-------- PAGE TEXT --------

Fix SILGen to emit fix_lifetime for inout-to-pointer conversion.

This fixes use-after-free miscompilation bugs that can occur when a
lifetime-optimized standard library type, like Dictionary or String is
converted to an UnsafePointer using implicit inout-to-pointer
conversion:

func ptrToDictionary(_: UnsafePointer<Dictionary<K, V>>) {}

func testDictionary() {
  var d: Dictionary = ...
  ptrToDictionary(&d)
}

func ptrToString(_: UnsafePointer<String>) {}

func testString() {
  var s: String = ...
  ptrToString(&s)
}

Address to pointer conversion must always be guarded by either a
mark_dependence or a fix_lifetime. Use fix_lifetime for call emission
in SILGen to limit the optimization impact to the narrow scope of the
pointer conversion.

This could negatively impact performance simply because SIL does not
provide a way to scope pointer conversion. fix_lifetime is
unnecessarilly conservative and prevents the elimination of dead
allocations.

rdar://117807309 (Fix SILGen to emit fix_lifetime for
inout-to-pointer conversion)

--------

WORK TO COMPLETE:
• a. In the commit message, which two instructions can guard an address to pointer conversion?
• b. Copy the commit message from "This fixes use-after-free" through "ptrToDictionary(&d)", putting "memory corruption" in place of "use-after-free".

-------- RECORDS PROVIDED --------

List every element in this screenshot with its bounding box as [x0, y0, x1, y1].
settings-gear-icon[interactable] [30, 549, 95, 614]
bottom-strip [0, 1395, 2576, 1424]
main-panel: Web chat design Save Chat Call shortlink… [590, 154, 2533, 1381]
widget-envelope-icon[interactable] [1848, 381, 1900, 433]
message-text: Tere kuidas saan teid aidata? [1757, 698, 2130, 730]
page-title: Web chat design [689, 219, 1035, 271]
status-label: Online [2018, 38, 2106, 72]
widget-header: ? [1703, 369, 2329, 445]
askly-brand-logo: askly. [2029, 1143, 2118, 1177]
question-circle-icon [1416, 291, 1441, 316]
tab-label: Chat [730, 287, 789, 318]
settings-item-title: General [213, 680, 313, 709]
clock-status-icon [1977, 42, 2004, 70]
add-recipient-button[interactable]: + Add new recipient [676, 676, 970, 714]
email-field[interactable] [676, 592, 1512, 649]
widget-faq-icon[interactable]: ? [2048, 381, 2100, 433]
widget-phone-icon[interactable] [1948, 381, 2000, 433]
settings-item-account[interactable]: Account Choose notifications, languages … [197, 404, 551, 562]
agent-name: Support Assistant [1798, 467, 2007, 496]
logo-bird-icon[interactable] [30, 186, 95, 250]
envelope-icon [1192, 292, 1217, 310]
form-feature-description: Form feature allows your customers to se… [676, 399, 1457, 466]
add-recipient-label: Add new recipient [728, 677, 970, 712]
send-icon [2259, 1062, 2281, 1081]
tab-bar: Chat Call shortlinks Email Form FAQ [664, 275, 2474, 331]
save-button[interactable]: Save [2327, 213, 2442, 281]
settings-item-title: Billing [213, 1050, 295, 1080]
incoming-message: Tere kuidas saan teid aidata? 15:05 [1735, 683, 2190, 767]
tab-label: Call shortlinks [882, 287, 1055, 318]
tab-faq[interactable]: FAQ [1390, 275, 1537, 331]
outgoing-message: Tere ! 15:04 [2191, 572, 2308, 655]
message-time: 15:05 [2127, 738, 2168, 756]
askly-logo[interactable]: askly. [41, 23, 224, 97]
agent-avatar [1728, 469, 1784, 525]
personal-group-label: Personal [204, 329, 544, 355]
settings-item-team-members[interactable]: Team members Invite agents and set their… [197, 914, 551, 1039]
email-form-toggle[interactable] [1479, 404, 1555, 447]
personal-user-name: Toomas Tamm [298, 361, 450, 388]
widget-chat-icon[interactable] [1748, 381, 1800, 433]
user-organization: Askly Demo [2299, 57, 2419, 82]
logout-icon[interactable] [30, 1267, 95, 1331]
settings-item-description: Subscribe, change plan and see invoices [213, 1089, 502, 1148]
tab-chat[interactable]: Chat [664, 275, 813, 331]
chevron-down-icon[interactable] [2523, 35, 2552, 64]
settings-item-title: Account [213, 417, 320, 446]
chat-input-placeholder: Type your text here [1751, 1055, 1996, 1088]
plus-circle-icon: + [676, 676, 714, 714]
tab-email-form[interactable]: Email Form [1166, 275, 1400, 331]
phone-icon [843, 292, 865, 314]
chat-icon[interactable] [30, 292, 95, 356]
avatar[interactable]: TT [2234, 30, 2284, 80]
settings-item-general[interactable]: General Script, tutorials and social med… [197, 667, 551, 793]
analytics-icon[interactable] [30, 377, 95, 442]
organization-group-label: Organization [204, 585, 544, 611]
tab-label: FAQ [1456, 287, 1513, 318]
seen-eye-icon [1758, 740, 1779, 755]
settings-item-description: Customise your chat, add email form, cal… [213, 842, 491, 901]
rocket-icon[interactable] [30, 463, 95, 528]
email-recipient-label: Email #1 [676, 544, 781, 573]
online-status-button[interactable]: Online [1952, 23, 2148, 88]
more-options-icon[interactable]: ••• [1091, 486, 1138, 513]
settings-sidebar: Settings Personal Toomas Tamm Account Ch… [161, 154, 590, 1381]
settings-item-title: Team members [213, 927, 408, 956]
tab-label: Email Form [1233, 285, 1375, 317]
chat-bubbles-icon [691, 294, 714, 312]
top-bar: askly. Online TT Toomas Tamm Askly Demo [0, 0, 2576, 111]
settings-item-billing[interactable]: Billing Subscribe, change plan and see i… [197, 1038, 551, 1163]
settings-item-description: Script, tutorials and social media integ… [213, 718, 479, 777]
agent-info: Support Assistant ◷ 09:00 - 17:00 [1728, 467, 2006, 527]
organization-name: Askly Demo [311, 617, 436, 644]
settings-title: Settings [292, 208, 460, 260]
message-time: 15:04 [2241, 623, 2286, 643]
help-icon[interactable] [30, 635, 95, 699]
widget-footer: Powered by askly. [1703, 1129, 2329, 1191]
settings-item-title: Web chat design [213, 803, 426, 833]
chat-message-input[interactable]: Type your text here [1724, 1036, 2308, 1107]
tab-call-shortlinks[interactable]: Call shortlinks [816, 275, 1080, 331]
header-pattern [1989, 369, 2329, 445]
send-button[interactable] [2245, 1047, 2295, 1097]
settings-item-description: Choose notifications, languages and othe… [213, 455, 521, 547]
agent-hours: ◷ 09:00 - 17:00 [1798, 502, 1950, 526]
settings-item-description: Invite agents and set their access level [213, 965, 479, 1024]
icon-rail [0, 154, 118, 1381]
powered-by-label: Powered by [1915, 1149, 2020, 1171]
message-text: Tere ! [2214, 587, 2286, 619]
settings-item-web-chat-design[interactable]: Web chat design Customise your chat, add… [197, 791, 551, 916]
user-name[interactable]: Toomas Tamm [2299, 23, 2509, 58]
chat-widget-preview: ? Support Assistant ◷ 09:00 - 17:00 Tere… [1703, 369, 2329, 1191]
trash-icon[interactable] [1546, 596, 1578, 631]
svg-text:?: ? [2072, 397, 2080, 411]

--------

ANSWERS IN ORDER:
• a. A mark_dependence or a fix_lifetime.

• b.
This fixes memory corruption miscompilation bugs that can occur when a
lifetime-optimized standard library type, like Dictionary or String is
converted to an UnsafePointer using implicit inout-to-pointer
conversion:

func ptrToDictionary(_: UnsafePointer<Dictionary<K, V>>) {}

func testDictionary() {
  var d: Dictionary = ...
  ptrToDictionary(&d)